*PROMPT*
Where a line holds "TradingView", copy it.

--- TASK DATA ---

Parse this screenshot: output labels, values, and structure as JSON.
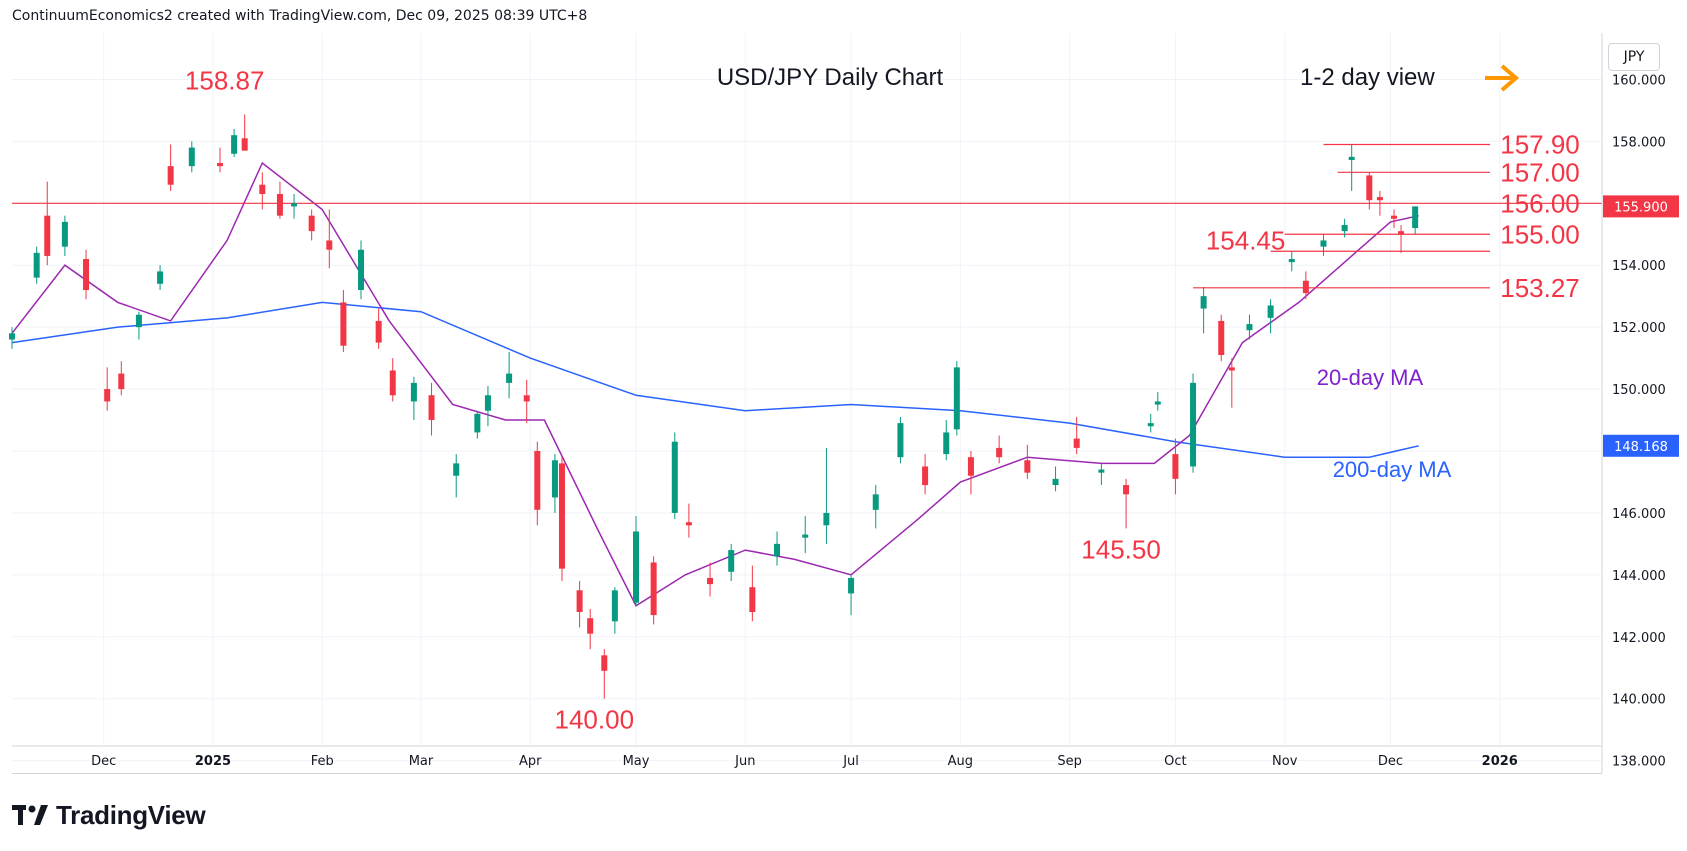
{
  "header": {
    "attribution": "ContinuumEconomics2 created with TradingView.com, Dec 09, 2025 08:39 UTC+8"
  },
  "currency_button": "JPY",
  "brand": {
    "name": "TradingView"
  },
  "colors": {
    "up": "#089981",
    "down": "#f23645",
    "ma20": "#9c27b0",
    "ma200": "#2962ff",
    "annotation": "#f23645",
    "arrow": "#ff9800",
    "grid": "#f0f3fa",
    "text": "#131722"
  },
  "chart_data": {
    "type": "candlestick",
    "title": "USD/JPY Daily Chart",
    "subtitle": "1-2 day view",
    "ylim": [
      137.6,
      161.5
    ],
    "y_ticks": [
      "138.000",
      "140.000",
      "142.000",
      "144.000",
      "146.000",
      "148.000",
      "150.000",
      "152.000",
      "154.000",
      "156.000",
      "158.000",
      "160.000"
    ],
    "x_ticks": [
      {
        "label": "Dec",
        "date": "2024-12-01"
      },
      {
        "label": "2025",
        "date": "2025-01-01"
      },
      {
        "label": "Feb",
        "date": "2025-02-01"
      },
      {
        "label": "Mar",
        "date": "2025-03-01"
      },
      {
        "label": "Apr",
        "date": "2025-04-01"
      },
      {
        "label": "May",
        "date": "2025-05-01"
      },
      {
        "label": "Jun",
        "date": "2025-06-01"
      },
      {
        "label": "Jul",
        "date": "2025-07-01"
      },
      {
        "label": "Aug",
        "date": "2025-08-01"
      },
      {
        "label": "Sep",
        "date": "2025-09-01"
      },
      {
        "label": "Oct",
        "date": "2025-10-01"
      },
      {
        "label": "Nov",
        "date": "2025-11-01"
      },
      {
        "label": "Dec",
        "date": "2025-12-01"
      },
      {
        "label": "2026",
        "date": "2026-01-01"
      }
    ],
    "x_range": [
      "2024-11-05",
      "2026-01-30"
    ],
    "last_price": "155.900",
    "ma200_value": "148.168",
    "series": [
      {
        "name": "20-day MA",
        "color": "#9c27b0",
        "dates": [
          "2024-11-05",
          "2024-11-20",
          "2024-12-05",
          "2024-12-20",
          "2025-01-05",
          "2025-01-15",
          "2025-02-01",
          "2025-02-20",
          "2025-03-10",
          "2025-03-25",
          "2025-04-05",
          "2025-04-20",
          "2025-05-01",
          "2025-05-15",
          "2025-06-01",
          "2025-06-15",
          "2025-07-01",
          "2025-07-20",
          "2025-08-01",
          "2025-08-20",
          "2025-09-10",
          "2025-09-25",
          "2025-10-05",
          "2025-10-20",
          "2025-11-05",
          "2025-11-20",
          "2025-12-01",
          "2025-12-09"
        ],
        "values": [
          151.8,
          154.0,
          152.8,
          152.2,
          154.8,
          157.3,
          155.8,
          152.2,
          149.5,
          149.0,
          149.0,
          145.5,
          143.0,
          144.0,
          144.8,
          144.5,
          144.0,
          145.8,
          147.0,
          147.8,
          147.6,
          147.6,
          148.5,
          151.5,
          152.8,
          154.3,
          155.4,
          155.6
        ]
      },
      {
        "name": "200-day MA",
        "color": "#2962ff",
        "dates": [
          "2024-11-05",
          "2024-12-05",
          "2025-01-05",
          "2025-02-01",
          "2025-03-01",
          "2025-04-01",
          "2025-05-01",
          "2025-06-01",
          "2025-07-01",
          "2025-08-01",
          "2025-09-01",
          "2025-10-01",
          "2025-11-01",
          "2025-11-25",
          "2025-12-09"
        ],
        "values": [
          151.5,
          152.0,
          152.3,
          152.8,
          152.5,
          151.0,
          149.8,
          149.3,
          149.5,
          149.3,
          148.9,
          148.3,
          147.8,
          147.8,
          148.168
        ]
      }
    ],
    "candles": [
      {
        "d": "2024-11-05",
        "o": 151.6,
        "h": 152.0,
        "l": 151.3,
        "c": 151.8
      },
      {
        "d": "2024-11-12",
        "o": 153.6,
        "h": 154.6,
        "l": 153.4,
        "c": 154.4
      },
      {
        "d": "2024-11-15",
        "o": 155.6,
        "h": 156.7,
        "l": 154.0,
        "c": 154.3
      },
      {
        "d": "2024-11-20",
        "o": 154.6,
        "h": 155.6,
        "l": 154.3,
        "c": 155.4
      },
      {
        "d": "2024-11-26",
        "o": 154.2,
        "h": 154.5,
        "l": 152.9,
        "c": 153.2
      },
      {
        "d": "2024-12-02",
        "o": 150.0,
        "h": 150.7,
        "l": 149.3,
        "c": 149.6
      },
      {
        "d": "2024-12-06",
        "o": 150.5,
        "h": 150.9,
        "l": 149.8,
        "c": 150.0
      },
      {
        "d": "2024-12-11",
        "o": 152.0,
        "h": 152.5,
        "l": 151.6,
        "c": 152.4
      },
      {
        "d": "2024-12-17",
        "o": 153.4,
        "h": 154.0,
        "l": 153.2,
        "c": 153.8
      },
      {
        "d": "2024-12-20",
        "o": 157.2,
        "h": 157.9,
        "l": 156.4,
        "c": 156.6
      },
      {
        "d": "2024-12-26",
        "o": 157.2,
        "h": 158.0,
        "l": 157.0,
        "c": 157.8
      },
      {
        "d": "2025-01-03",
        "o": 157.3,
        "h": 157.8,
        "l": 157.0,
        "c": 157.2
      },
      {
        "d": "2025-01-07",
        "o": 157.6,
        "h": 158.4,
        "l": 157.5,
        "c": 158.2
      },
      {
        "d": "2025-01-10",
        "o": 158.1,
        "h": 158.87,
        "l": 157.7,
        "c": 157.7
      },
      {
        "d": "2025-01-15",
        "o": 156.6,
        "h": 157.0,
        "l": 155.8,
        "c": 156.3
      },
      {
        "d": "2025-01-20",
        "o": 156.3,
        "h": 156.7,
        "l": 155.5,
        "c": 155.6
      },
      {
        "d": "2025-01-24",
        "o": 155.9,
        "h": 156.3,
        "l": 155.5,
        "c": 156.0
      },
      {
        "d": "2025-01-29",
        "o": 155.6,
        "h": 155.8,
        "l": 154.8,
        "c": 155.1
      },
      {
        "d": "2025-02-03",
        "o": 154.8,
        "h": 155.8,
        "l": 153.9,
        "c": 154.5
      },
      {
        "d": "2025-02-07",
        "o": 152.8,
        "h": 153.2,
        "l": 151.2,
        "c": 151.4
      },
      {
        "d": "2025-02-12",
        "o": 153.2,
        "h": 154.8,
        "l": 152.9,
        "c": 154.5
      },
      {
        "d": "2025-02-17",
        "o": 152.2,
        "h": 152.6,
        "l": 151.3,
        "c": 151.5
      },
      {
        "d": "2025-02-21",
        "o": 150.6,
        "h": 151.0,
        "l": 149.6,
        "c": 149.8
      },
      {
        "d": "2025-02-27",
        "o": 149.6,
        "h": 150.4,
        "l": 149.0,
        "c": 150.2
      },
      {
        "d": "2025-03-04",
        "o": 149.8,
        "h": 150.2,
        "l": 148.5,
        "c": 149.0
      },
      {
        "d": "2025-03-11",
        "o": 147.2,
        "h": 147.9,
        "l": 146.5,
        "c": 147.6
      },
      {
        "d": "2025-03-17",
        "o": 148.6,
        "h": 149.3,
        "l": 148.4,
        "c": 149.2
      },
      {
        "d": "2025-03-20",
        "o": 149.3,
        "h": 150.1,
        "l": 148.8,
        "c": 149.8
      },
      {
        "d": "2025-03-26",
        "o": 150.2,
        "h": 151.2,
        "l": 149.7,
        "c": 150.5
      },
      {
        "d": "2025-03-31",
        "o": 149.8,
        "h": 150.3,
        "l": 148.9,
        "c": 149.6
      },
      {
        "d": "2025-04-03",
        "o": 148.0,
        "h": 148.3,
        "l": 145.6,
        "c": 146.1
      },
      {
        "d": "2025-04-08",
        "o": 146.5,
        "h": 147.9,
        "l": 146.0,
        "c": 147.7
      },
      {
        "d": "2025-04-10",
        "o": 147.6,
        "h": 147.8,
        "l": 143.8,
        "c": 144.2
      },
      {
        "d": "2025-04-15",
        "o": 143.5,
        "h": 143.8,
        "l": 142.3,
        "c": 142.8
      },
      {
        "d": "2025-04-18",
        "o": 142.6,
        "h": 142.9,
        "l": 141.6,
        "c": 142.1
      },
      {
        "d": "2025-04-22",
        "o": 141.4,
        "h": 141.6,
        "l": 140.0,
        "c": 140.9
      },
      {
        "d": "2025-04-25",
        "o": 142.5,
        "h": 143.6,
        "l": 142.1,
        "c": 143.5
      },
      {
        "d": "2025-05-01",
        "o": 143.1,
        "h": 145.9,
        "l": 143.0,
        "c": 145.4
      },
      {
        "d": "2025-05-06",
        "o": 144.4,
        "h": 144.6,
        "l": 142.4,
        "c": 142.7
      },
      {
        "d": "2025-05-12",
        "o": 146.0,
        "h": 148.6,
        "l": 145.8,
        "c": 148.3
      },
      {
        "d": "2025-05-16",
        "o": 145.7,
        "h": 146.3,
        "l": 145.2,
        "c": 145.6
      },
      {
        "d": "2025-05-22",
        "o": 143.9,
        "h": 144.4,
        "l": 143.3,
        "c": 143.7
      },
      {
        "d": "2025-05-28",
        "o": 144.1,
        "h": 145.0,
        "l": 143.8,
        "c": 144.8
      },
      {
        "d": "2025-06-03",
        "o": 143.6,
        "h": 144.3,
        "l": 142.5,
        "c": 142.8
      },
      {
        "d": "2025-06-10",
        "o": 144.6,
        "h": 145.4,
        "l": 144.3,
        "c": 145.0
      },
      {
        "d": "2025-06-18",
        "o": 145.2,
        "h": 145.9,
        "l": 144.7,
        "c": 145.3
      },
      {
        "d": "2025-06-24",
        "o": 145.6,
        "h": 148.1,
        "l": 145.0,
        "c": 146.0
      },
      {
        "d": "2025-07-01",
        "o": 143.4,
        "h": 144.0,
        "l": 142.7,
        "c": 143.9
      },
      {
        "d": "2025-07-08",
        "o": 146.1,
        "h": 146.9,
        "l": 145.5,
        "c": 146.6
      },
      {
        "d": "2025-07-15",
        "o": 147.8,
        "h": 149.1,
        "l": 147.6,
        "c": 148.9
      },
      {
        "d": "2025-07-22",
        "o": 147.5,
        "h": 147.9,
        "l": 146.6,
        "c": 146.9
      },
      {
        "d": "2025-07-28",
        "o": 147.9,
        "h": 149.0,
        "l": 147.7,
        "c": 148.6
      },
      {
        "d": "2025-07-31",
        "o": 148.7,
        "h": 150.9,
        "l": 148.5,
        "c": 150.7
      },
      {
        "d": "2025-08-04",
        "o": 147.8,
        "h": 148.0,
        "l": 146.6,
        "c": 147.2
      },
      {
        "d": "2025-08-12",
        "o": 148.1,
        "h": 148.5,
        "l": 147.6,
        "c": 147.8
      },
      {
        "d": "2025-08-20",
        "o": 147.7,
        "h": 148.2,
        "l": 147.1,
        "c": 147.3
      },
      {
        "d": "2025-08-28",
        "o": 146.9,
        "h": 147.5,
        "l": 146.7,
        "c": 147.1
      },
      {
        "d": "2025-09-03",
        "o": 148.4,
        "h": 149.1,
        "l": 147.9,
        "c": 148.1
      },
      {
        "d": "2025-09-10",
        "o": 147.3,
        "h": 147.6,
        "l": 146.9,
        "c": 147.4
      },
      {
        "d": "2025-09-17",
        "o": 146.9,
        "h": 147.1,
        "l": 145.5,
        "c": 146.6
      },
      {
        "d": "2025-09-24",
        "o": 148.8,
        "h": 149.2,
        "l": 148.6,
        "c": 148.9
      },
      {
        "d": "2025-09-26",
        "o": 149.5,
        "h": 149.9,
        "l": 149.3,
        "c": 149.6
      },
      {
        "d": "2025-10-01",
        "o": 147.9,
        "h": 148.4,
        "l": 146.6,
        "c": 147.1
      },
      {
        "d": "2025-10-06",
        "o": 147.5,
        "h": 150.5,
        "l": 147.3,
        "c": 150.2
      },
      {
        "d": "2025-10-09",
        "o": 152.6,
        "h": 153.3,
        "l": 151.8,
        "c": 153.0
      },
      {
        "d": "2025-10-14",
        "o": 152.2,
        "h": 152.4,
        "l": 150.9,
        "c": 151.1
      },
      {
        "d": "2025-10-17",
        "o": 150.7,
        "h": 151.0,
        "l": 149.4,
        "c": 150.6
      },
      {
        "d": "2025-10-22",
        "o": 151.9,
        "h": 152.4,
        "l": 151.6,
        "c": 152.1
      },
      {
        "d": "2025-10-28",
        "o": 152.3,
        "h": 152.9,
        "l": 151.8,
        "c": 152.7
      },
      {
        "d": "2025-11-03",
        "o": 154.1,
        "h": 154.45,
        "l": 153.8,
        "c": 154.2
      },
      {
        "d": "2025-11-07",
        "o": 153.5,
        "h": 153.8,
        "l": 152.9,
        "c": 153.1
      },
      {
        "d": "2025-11-12",
        "o": 154.6,
        "h": 155.0,
        "l": 154.3,
        "c": 154.8
      },
      {
        "d": "2025-11-18",
        "o": 155.1,
        "h": 155.5,
        "l": 154.9,
        "c": 155.3
      },
      {
        "d": "2025-11-20",
        "o": 157.4,
        "h": 157.9,
        "l": 156.4,
        "c": 157.5
      },
      {
        "d": "2025-11-25",
        "o": 156.9,
        "h": 157.0,
        "l": 155.8,
        "c": 156.1
      },
      {
        "d": "2025-11-28",
        "o": 156.2,
        "h": 156.4,
        "l": 155.6,
        "c": 156.1
      },
      {
        "d": "2025-12-02",
        "o": 155.6,
        "h": 155.8,
        "l": 155.2,
        "c": 155.5
      },
      {
        "d": "2025-12-04",
        "o": 155.1,
        "h": 155.3,
        "l": 154.4,
        "c": 155.0
      },
      {
        "d": "2025-12-08",
        "o": 155.2,
        "h": 155.9,
        "l": 155.0,
        "c": 155.9
      }
    ],
    "annotations": [
      {
        "text": "158.87",
        "d": "2025-01-10",
        "y": 158.87
      },
      {
        "text": "140.00",
        "d": "2025-04-22",
        "y": 140.0
      },
      {
        "text": "145.50",
        "d": "2025-09-17",
        "y": 145.5
      },
      {
        "text": "154.45",
        "d": "2025-10-28",
        "y": 154.45
      },
      {
        "text": "157.90",
        "y": 157.9
      },
      {
        "text": "157.00",
        "y": 157.0
      },
      {
        "text": "156.00",
        "y": 156.0
      },
      {
        "text": "155.00",
        "y": 155.0
      },
      {
        "text": "153.27",
        "y": 153.27
      },
      {
        "text": "20-day MA",
        "color": "#7e22ce"
      },
      {
        "text": "200-day MA",
        "color": "#2962ff"
      }
    ],
    "levels": [
      {
        "y": 157.9,
        "from": "2025-11-12"
      },
      {
        "y": 157.0,
        "from": "2025-11-16"
      },
      {
        "y": 156.0,
        "from": "2024-11-05"
      },
      {
        "y": 155.0,
        "from": "2025-11-01"
      },
      {
        "y": 154.45,
        "from": "2025-10-28"
      },
      {
        "y": 153.27,
        "from": "2025-10-06"
      }
    ]
  }
}
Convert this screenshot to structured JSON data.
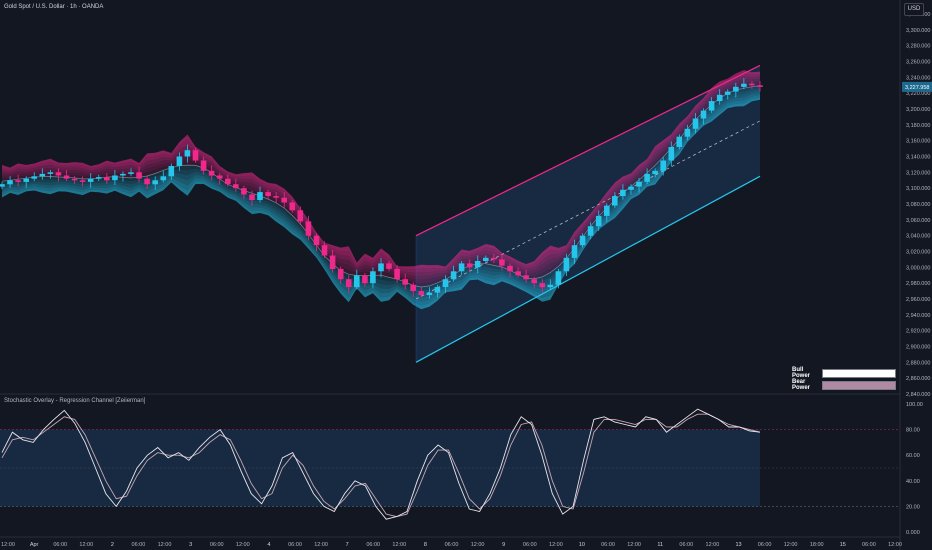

---

*RESPONSE TO THE EXERCISE*
    "attribution": "ContinuumEconomics2 created with TradingView.com, Dec 09, 2025 08:39 UTC+8"
    "name": "TradingView"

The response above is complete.